- **Task to carry out**
Do any lines in the data below contain "name"? If so, copy every one of them.

···

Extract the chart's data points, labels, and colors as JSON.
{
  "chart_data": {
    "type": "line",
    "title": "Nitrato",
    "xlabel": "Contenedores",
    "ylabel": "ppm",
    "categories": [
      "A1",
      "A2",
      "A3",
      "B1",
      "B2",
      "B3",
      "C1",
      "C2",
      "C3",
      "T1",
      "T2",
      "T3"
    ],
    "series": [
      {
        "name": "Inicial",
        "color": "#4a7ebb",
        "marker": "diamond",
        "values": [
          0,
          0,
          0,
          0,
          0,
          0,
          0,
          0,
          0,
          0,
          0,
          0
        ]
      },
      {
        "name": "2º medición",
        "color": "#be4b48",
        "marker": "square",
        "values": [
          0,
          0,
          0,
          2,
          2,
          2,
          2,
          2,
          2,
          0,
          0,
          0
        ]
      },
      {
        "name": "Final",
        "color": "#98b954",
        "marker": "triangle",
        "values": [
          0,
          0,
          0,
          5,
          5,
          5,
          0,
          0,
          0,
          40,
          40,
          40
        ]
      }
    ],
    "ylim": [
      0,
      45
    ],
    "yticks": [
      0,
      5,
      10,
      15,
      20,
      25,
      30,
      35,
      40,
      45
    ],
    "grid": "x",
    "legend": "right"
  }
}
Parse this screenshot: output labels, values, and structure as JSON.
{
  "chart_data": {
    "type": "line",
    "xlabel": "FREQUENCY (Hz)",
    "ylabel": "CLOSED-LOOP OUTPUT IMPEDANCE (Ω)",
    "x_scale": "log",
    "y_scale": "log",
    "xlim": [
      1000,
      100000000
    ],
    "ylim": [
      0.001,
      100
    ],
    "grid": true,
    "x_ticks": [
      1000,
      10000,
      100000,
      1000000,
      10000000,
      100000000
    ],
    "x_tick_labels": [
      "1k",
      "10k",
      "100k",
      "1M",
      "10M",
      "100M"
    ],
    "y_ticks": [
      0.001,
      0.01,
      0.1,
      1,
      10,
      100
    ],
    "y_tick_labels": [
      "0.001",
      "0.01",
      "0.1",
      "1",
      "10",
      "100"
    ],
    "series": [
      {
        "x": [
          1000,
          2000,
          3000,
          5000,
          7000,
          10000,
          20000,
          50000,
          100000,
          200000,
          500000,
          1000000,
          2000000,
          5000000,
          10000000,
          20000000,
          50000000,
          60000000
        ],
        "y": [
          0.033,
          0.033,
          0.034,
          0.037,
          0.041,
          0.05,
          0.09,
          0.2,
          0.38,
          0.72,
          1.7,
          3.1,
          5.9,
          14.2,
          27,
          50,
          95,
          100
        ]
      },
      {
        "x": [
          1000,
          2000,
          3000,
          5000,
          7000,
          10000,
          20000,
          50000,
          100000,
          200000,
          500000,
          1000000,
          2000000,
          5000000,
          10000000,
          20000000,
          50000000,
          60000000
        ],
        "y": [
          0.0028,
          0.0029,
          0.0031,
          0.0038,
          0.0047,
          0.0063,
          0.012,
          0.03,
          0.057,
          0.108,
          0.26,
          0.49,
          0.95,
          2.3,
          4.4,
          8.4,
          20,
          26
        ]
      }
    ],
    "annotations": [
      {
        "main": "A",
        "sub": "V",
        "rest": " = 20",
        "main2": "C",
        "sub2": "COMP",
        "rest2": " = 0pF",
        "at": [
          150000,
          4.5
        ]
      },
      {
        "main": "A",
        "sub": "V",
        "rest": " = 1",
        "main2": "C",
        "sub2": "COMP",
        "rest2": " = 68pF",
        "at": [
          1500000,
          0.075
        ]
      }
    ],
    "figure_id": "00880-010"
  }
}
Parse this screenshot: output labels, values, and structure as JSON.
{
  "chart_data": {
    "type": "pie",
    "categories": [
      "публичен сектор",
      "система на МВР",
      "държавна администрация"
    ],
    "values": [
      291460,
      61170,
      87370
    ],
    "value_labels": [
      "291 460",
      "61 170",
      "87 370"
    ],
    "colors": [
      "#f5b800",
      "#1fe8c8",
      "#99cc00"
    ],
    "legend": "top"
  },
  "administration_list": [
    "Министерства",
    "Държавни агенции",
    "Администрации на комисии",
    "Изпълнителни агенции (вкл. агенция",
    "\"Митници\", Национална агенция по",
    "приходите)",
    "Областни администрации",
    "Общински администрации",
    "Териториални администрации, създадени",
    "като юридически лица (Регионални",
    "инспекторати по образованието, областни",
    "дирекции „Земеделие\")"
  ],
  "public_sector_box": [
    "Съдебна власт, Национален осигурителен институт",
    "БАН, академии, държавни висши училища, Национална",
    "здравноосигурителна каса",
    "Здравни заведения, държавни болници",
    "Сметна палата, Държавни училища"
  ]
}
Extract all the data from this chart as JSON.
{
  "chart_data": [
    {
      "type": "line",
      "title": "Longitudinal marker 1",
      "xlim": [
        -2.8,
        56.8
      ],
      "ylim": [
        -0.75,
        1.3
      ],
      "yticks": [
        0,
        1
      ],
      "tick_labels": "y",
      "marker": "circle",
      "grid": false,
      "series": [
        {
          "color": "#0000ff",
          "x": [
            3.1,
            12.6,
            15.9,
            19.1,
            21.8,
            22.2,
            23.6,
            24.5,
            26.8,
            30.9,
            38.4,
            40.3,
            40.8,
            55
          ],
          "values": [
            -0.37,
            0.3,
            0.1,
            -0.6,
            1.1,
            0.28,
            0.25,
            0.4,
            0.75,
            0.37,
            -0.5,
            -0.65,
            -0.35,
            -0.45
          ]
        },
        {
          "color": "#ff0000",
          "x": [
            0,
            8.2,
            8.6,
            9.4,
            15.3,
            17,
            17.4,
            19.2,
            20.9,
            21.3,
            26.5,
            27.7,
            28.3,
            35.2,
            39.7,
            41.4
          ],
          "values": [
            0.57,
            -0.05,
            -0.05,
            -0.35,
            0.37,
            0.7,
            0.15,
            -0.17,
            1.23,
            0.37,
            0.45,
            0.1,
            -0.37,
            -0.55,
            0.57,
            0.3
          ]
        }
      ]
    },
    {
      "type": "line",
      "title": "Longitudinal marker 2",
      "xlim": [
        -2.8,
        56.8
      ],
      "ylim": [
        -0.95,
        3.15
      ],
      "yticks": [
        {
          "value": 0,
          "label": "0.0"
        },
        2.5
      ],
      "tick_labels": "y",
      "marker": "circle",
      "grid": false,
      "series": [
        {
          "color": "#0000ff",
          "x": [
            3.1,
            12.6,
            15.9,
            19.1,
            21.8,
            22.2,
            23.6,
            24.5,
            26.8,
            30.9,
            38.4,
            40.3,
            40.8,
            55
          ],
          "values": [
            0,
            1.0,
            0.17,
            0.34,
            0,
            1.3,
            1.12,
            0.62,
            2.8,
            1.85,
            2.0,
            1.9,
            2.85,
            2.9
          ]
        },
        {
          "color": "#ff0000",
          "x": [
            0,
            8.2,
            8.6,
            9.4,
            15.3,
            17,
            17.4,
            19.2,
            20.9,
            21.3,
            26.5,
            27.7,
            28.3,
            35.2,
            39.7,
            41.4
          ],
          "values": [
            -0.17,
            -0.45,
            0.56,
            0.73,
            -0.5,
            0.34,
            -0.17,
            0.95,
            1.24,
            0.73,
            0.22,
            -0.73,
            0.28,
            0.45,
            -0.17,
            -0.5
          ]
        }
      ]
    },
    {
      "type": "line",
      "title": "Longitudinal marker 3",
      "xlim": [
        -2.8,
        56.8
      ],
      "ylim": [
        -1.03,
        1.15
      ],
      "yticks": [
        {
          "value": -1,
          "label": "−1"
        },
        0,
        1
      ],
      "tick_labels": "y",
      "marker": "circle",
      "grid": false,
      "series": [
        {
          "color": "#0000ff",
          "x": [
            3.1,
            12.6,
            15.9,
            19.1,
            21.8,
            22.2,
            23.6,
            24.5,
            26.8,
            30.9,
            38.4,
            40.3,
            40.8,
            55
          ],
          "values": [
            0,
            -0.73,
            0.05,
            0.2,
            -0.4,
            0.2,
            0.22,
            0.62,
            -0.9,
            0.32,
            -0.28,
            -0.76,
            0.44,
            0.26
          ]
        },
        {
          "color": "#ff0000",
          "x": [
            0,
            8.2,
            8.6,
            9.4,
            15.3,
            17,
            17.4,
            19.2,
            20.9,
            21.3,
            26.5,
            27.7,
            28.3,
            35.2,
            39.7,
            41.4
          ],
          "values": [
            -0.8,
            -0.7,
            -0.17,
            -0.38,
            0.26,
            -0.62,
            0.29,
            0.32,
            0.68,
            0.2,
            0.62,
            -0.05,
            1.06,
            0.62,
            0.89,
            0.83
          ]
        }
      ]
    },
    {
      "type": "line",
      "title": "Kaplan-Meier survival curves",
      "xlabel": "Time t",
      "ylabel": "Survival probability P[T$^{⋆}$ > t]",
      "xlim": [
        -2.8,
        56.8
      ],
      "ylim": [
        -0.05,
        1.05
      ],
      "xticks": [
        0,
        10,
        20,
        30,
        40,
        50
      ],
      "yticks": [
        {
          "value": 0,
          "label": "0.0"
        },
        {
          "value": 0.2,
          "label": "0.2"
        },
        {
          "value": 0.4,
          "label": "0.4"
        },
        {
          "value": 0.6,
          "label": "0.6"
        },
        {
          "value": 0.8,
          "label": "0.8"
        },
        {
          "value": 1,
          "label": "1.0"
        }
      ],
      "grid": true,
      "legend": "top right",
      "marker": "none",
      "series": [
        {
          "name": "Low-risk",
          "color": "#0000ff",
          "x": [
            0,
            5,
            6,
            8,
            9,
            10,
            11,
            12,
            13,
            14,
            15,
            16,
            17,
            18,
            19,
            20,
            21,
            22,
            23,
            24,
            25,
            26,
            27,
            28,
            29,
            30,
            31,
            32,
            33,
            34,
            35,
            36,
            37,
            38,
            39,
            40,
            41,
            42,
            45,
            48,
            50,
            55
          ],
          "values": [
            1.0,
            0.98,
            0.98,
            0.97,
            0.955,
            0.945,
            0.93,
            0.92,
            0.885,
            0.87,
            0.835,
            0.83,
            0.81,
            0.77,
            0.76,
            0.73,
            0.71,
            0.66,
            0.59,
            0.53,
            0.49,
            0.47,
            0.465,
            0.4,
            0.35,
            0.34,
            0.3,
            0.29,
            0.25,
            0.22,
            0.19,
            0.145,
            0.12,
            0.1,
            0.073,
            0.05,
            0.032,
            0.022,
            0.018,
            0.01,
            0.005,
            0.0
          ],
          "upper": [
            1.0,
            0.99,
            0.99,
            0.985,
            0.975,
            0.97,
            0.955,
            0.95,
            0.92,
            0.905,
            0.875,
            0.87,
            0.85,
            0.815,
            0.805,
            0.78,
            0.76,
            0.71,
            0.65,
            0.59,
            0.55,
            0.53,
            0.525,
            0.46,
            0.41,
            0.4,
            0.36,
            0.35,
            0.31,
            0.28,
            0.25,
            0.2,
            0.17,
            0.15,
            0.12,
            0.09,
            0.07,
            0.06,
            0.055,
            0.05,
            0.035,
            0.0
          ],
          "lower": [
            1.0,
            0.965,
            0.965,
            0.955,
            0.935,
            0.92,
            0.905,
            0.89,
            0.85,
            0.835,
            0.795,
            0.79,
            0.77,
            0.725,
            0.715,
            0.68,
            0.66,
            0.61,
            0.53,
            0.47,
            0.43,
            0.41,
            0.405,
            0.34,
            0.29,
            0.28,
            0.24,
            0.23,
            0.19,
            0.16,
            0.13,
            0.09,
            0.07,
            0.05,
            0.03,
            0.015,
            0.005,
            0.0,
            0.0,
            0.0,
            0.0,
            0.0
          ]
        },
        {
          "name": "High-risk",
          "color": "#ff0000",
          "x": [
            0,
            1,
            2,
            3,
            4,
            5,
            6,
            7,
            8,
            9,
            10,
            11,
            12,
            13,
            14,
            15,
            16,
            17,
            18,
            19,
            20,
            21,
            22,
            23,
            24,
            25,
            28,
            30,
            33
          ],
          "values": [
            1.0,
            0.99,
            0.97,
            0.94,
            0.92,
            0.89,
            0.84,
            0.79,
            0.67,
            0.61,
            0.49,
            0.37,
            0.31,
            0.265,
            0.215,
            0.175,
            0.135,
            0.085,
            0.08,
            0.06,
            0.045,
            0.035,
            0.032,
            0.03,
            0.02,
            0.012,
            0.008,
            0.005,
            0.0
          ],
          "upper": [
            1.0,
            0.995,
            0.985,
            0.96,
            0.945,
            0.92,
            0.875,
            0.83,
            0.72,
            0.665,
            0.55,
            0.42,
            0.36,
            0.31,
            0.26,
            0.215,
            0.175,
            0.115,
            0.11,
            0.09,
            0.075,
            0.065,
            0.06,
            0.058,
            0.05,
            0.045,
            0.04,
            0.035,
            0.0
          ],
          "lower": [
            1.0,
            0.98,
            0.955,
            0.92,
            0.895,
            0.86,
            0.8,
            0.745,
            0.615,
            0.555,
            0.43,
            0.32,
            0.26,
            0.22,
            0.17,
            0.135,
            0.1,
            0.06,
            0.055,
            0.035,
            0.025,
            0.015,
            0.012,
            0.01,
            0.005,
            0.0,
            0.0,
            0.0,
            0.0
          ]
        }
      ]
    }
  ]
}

···

- **Solution to this task**
        "name": "Inicial",
        "name": "2º medición",
        "name": "Final",
          "name": "Low-risk",
          "name": "High-risk",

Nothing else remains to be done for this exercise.